** SET TASK **
Every line below should be copied exactly; drop the pictures.
▶
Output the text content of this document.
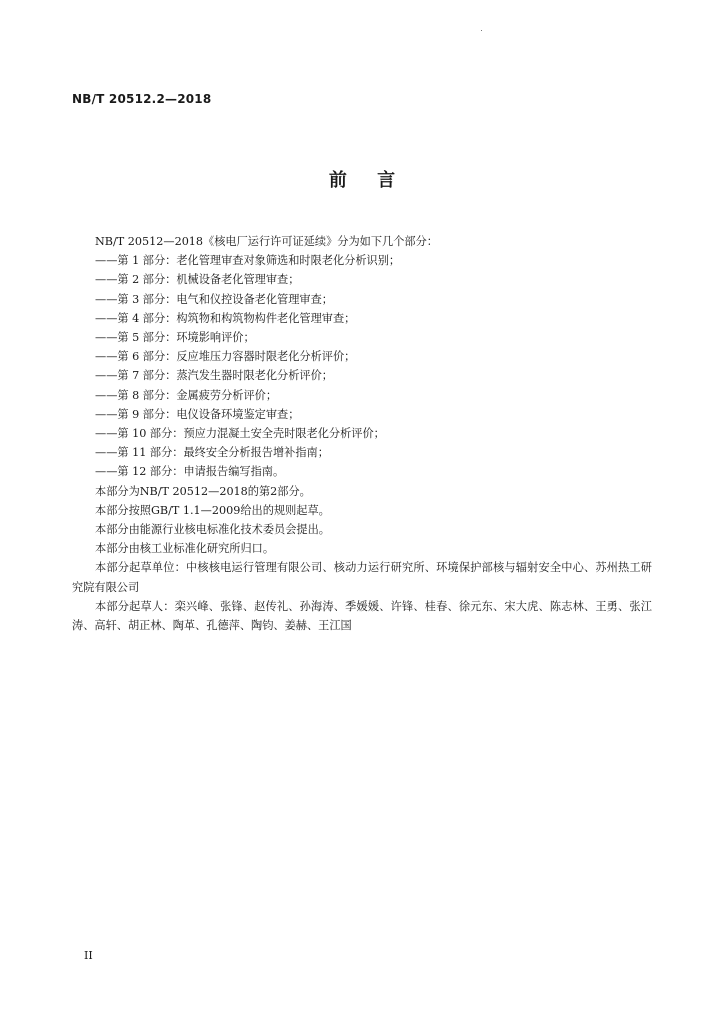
NB/T 20512.2—2018
前 言
NB/T 20512—2018《核电厂运行许可证延续》分为如下几个部分：
——第 1 部分：老化管理审查对象筛选和时限老化分析识别；
——第 2 部分：机械设备老化管理审查；
——第 3 部分：电气和仪控设备老化管理审查；
——第 4 部分：构筑物和构筑物构件老化管理审查；
——第 5 部分：环境影响评价；
——第 6 部分：反应堆压力容器时限老化分析评价；
——第 7 部分：蒸汽发生器时限老化分析评价；
——第 8 部分：金属疲劳分析评价；
——第 9 部分：电仪设备环境鉴定审查；
——第 10 部分：预应力混凝土安全壳时限老化分析评价；
——第 11 部分：最终安全分析报告增补指南；
——第 12 部分：申请报告编写指南。
本部分为NB/T 20512—2018的第2部分。
本部分按照GB/T 1.1—2009给出的规则起草。
本部分由能源行业核电标准化技术委员会提出。
本部分由核工业标准化研究所归口。
本部分起草单位：中核核电运行管理有限公司、核动力运行研究所、环境保护部核与辐射安全中心、苏州热工研究院有限公司
本部分起草人：栾兴峰、张锋、赵传礼、孙海涛、季媛媛、许锋、桂春、徐元东、宋大虎、陈志林、王勇、张江涛、高轩、胡正林、陶革、孔德萍、陶钧、姜赫、王江国
II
◀
** TASK RESULT **
Output the text content of this document.
NB/T 20512.2—2018
前 言
NB/T 20512—2018《核电厂运行许可证延续》分为如下几个部分：
——第 1 部分：老化管理审查对象筛选和时限老化分析识别；
——第 2 部分：机械设备老化管理审查；
——第 3 部分：电气和仪控设备老化管理审查；
——第 4 部分：构筑物和构筑物构件老化管理审查；
——第 5 部分：环境影响评价；
——第 6 部分：反应堆压力容器时限老化分析评价；
——第 7 部分：蒸汽发生器时限老化分析评价；
——第 8 部分：金属疲劳分析评价；
——第 9 部分：电仪设备环境鉴定审查；
——第 10 部分：预应力混凝土安全壳时限老化分析评价；
——第 11 部分：最终安全分析报告增补指南；
——第 12 部分：申请报告编写指南。
本部分为NB/T 20512—2018的第2部分。
本部分按照GB/T 1.1—2009给出的规则起草。
本部分由能源行业核电标准化技术委员会提出。
本部分由核工业标准化研究所归口。
本部分起草单位：中核核电运行管理有限公司、核动力运行研究所、环境保护部核与辐射安全中心、苏州热工研究院有限公司
本部分起草人：栾兴峰、张锋、赵传礼、孙海涛、季媛媛、许锋、桂春、徐元东、宋大虎、陈志林、王勇、张江涛、高轩、胡正林、陶革、孔德萍、陶钧、姜赫、王江国
II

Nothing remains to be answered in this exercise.